PROBLEM —
Look through the listing below and give the number of lines that hold "Output". Say nothing more.

DATA PROVIDED —
========
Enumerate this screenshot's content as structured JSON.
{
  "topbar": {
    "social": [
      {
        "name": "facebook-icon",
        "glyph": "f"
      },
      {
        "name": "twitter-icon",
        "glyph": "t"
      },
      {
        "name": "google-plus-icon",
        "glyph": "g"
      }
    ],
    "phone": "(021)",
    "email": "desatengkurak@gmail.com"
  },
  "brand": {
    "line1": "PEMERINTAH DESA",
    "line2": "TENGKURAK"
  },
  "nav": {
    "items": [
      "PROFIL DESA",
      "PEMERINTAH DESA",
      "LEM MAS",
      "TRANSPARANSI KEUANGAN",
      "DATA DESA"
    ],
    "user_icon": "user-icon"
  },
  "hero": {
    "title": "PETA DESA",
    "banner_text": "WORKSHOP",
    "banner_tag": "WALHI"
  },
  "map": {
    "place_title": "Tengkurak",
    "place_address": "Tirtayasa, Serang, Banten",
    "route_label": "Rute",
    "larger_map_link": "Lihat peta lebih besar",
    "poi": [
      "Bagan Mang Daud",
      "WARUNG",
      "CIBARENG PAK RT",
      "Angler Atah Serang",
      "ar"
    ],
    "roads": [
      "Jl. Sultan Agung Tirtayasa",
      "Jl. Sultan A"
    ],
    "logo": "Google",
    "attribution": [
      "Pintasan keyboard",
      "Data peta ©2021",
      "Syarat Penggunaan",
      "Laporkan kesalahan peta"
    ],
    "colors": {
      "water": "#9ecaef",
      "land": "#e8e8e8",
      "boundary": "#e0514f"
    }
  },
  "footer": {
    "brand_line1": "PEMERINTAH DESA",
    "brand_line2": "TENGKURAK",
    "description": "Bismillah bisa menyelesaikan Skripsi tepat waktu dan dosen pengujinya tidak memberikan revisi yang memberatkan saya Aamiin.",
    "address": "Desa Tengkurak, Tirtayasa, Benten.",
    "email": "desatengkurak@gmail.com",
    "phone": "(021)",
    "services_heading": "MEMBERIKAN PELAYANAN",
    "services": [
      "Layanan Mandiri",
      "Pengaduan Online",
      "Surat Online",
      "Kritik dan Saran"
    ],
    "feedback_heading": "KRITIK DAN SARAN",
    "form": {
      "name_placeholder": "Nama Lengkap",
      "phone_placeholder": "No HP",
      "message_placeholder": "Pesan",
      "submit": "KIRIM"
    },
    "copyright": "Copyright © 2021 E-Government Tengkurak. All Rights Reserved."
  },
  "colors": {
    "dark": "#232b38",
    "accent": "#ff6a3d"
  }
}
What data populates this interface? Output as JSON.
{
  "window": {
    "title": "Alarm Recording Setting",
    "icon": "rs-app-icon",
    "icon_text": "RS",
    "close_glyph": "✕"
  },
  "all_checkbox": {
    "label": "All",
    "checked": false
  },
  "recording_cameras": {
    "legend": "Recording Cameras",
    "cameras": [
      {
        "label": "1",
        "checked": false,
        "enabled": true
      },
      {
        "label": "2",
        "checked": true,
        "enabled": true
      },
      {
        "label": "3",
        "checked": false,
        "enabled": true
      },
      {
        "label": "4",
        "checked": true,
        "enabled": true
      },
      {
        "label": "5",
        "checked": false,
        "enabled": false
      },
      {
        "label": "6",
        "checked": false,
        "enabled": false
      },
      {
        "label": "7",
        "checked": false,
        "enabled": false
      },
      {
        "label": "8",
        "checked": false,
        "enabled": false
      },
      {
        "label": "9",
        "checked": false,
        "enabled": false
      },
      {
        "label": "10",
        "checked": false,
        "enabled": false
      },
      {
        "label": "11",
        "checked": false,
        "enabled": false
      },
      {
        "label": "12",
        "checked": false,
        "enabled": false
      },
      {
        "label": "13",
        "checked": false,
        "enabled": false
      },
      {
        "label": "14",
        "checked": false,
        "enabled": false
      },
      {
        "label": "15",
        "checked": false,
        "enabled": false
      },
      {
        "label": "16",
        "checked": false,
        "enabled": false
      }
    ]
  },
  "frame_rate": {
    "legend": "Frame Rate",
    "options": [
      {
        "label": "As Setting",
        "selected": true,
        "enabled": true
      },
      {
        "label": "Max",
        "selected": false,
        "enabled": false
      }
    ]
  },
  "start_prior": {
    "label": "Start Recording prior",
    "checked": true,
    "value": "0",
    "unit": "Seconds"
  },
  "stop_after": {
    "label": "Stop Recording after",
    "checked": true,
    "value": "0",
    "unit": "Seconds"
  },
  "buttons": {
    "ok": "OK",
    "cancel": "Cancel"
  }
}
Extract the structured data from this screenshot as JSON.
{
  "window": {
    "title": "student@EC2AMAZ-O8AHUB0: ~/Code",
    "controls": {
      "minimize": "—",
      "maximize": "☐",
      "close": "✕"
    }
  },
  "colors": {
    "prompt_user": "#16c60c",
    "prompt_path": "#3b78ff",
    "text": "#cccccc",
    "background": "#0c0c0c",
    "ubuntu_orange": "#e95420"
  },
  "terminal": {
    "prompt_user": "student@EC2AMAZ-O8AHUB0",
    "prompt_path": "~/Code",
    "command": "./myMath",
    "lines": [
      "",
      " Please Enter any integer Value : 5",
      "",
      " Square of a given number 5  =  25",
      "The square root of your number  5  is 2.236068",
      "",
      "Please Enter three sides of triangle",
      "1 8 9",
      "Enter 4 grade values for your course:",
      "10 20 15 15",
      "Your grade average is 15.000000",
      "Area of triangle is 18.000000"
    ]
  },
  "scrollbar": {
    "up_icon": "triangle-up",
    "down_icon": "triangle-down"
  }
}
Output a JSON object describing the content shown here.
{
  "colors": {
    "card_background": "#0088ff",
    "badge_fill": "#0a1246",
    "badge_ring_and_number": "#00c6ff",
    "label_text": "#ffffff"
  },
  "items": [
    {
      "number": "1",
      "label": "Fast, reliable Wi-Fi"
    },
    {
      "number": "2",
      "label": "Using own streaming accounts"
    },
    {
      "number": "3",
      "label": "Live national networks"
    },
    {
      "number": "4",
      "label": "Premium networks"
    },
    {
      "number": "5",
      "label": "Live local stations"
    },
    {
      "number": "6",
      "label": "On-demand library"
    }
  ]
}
========
EXERCISE ANSWER —
2